◆ **PROBLEM DESCRIPTION**
Write out each record again exactly as it stands.

◆ **EXTRACTED RECORDS**
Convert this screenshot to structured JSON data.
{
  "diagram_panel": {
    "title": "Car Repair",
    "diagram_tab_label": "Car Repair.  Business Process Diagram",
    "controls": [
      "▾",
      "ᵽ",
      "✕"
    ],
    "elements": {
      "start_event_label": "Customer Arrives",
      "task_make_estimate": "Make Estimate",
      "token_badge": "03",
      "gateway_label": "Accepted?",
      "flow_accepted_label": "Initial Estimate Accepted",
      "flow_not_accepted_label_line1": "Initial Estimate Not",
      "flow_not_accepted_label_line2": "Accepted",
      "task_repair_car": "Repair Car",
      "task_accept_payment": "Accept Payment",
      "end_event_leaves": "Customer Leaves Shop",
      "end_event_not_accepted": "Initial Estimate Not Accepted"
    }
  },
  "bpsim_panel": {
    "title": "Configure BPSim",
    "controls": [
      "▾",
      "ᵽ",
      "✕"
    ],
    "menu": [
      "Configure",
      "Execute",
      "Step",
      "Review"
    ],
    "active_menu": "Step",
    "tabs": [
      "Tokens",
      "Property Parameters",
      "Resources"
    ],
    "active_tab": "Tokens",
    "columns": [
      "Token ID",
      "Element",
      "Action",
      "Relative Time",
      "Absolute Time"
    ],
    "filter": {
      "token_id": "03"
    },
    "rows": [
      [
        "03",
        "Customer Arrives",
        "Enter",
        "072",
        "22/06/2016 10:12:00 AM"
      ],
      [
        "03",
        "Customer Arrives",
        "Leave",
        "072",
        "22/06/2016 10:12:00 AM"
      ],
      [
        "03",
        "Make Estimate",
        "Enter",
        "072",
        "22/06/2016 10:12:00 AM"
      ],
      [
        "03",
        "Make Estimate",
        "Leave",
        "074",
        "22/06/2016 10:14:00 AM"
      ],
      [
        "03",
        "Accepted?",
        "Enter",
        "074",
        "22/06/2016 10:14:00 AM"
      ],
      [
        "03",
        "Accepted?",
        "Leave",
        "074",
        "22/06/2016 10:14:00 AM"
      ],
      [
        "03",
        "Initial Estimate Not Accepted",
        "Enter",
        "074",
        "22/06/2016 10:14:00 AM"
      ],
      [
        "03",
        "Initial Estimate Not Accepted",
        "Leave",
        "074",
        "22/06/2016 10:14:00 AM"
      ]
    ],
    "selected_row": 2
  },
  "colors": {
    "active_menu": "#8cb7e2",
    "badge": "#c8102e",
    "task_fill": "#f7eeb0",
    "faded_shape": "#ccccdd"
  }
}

◆ **RIGHT ANSWER**
Convert this screenshot to structured JSON data.
{
  "diagram_panel": {
    "title": "Car Repair",
    "diagram_tab_label": "Car Repair.  Business Process Diagram",
    "controls": [
      "▾",
      "ᵽ",
      "✕"
    ],
    "elements": {
      "start_event_label": "Customer Arrives",
      "task_make_estimate": "Make Estimate",
      "token_badge": "03",
      "gateway_label": "Accepted?",
      "flow_accepted_label": "Initial Estimate Accepted",
      "flow_not_accepted_label_line1": "Initial Estimate Not",
      "flow_not_accepted_label_line2": "Accepted",
      "task_repair_car": "Repair Car",
      "task_accept_payment": "Accept Payment",
      "end_event_leaves": "Customer Leaves Shop",
      "end_event_not_accepted": "Initial Estimate Not Accepted"
    }
  },
  "bpsim_panel": {
    "title": "Configure BPSim",
    "controls": [
      "▾",
      "ᵽ",
      "✕"
    ],
    "menu": [
      "Configure",
      "Execute",
      "Step",
      "Review"
    ],
    "active_menu": "Step",
    "tabs": [
      "Tokens",
      "Property Parameters",
      "Resources"
    ],
    "active_tab": "Tokens",
    "columns": [
      "Token ID",
      "Element",
      "Action",
      "Relative Time",
      "Absolute Time"
    ],
    "filter": {
      "token_id": "03"
    },
    "rows": [
      [
        "03",
        "Customer Arrives",
        "Enter",
        "072",
        "22/06/2016 10:12:00 AM"
      ],
      [
        "03",
        "Customer Arrives",
        "Leave",
        "072",
        "22/06/2016 10:12:00 AM"
      ],
      [
        "03",
        "Make Estimate",
        "Enter",
        "072",
        "22/06/2016 10:12:00 AM"
      ],
      [
        "03",
        "Make Estimate",
        "Leave",
        "074",
        "22/06/2016 10:14:00 AM"
      ],
      [
        "03",
        "Accepted?",
        "Enter",
        "074",
        "22/06/2016 10:14:00 AM"
      ],
      [
        "03",
        "Accepted?",
        "Leave",
        "074",
        "22/06/2016 10:14:00 AM"
      ],
      [
        "03",
        "Initial Estimate Not Accepted",
        "Enter",
        "074",
        "22/06/2016 10:14:00 AM"
      ],
      [
        "03",
        "Initial Estimate Not Accepted",
        "Leave",
        "074",
        "22/06/2016 10:14:00 AM"
      ]
    ],
    "selected_row": 2
  },
  "colors": {
    "active_menu": "#8cb7e2",
    "badge": "#c8102e",
    "task_fill": "#f7eeb0",
    "faded_shape": "#ccccdd"
  }
}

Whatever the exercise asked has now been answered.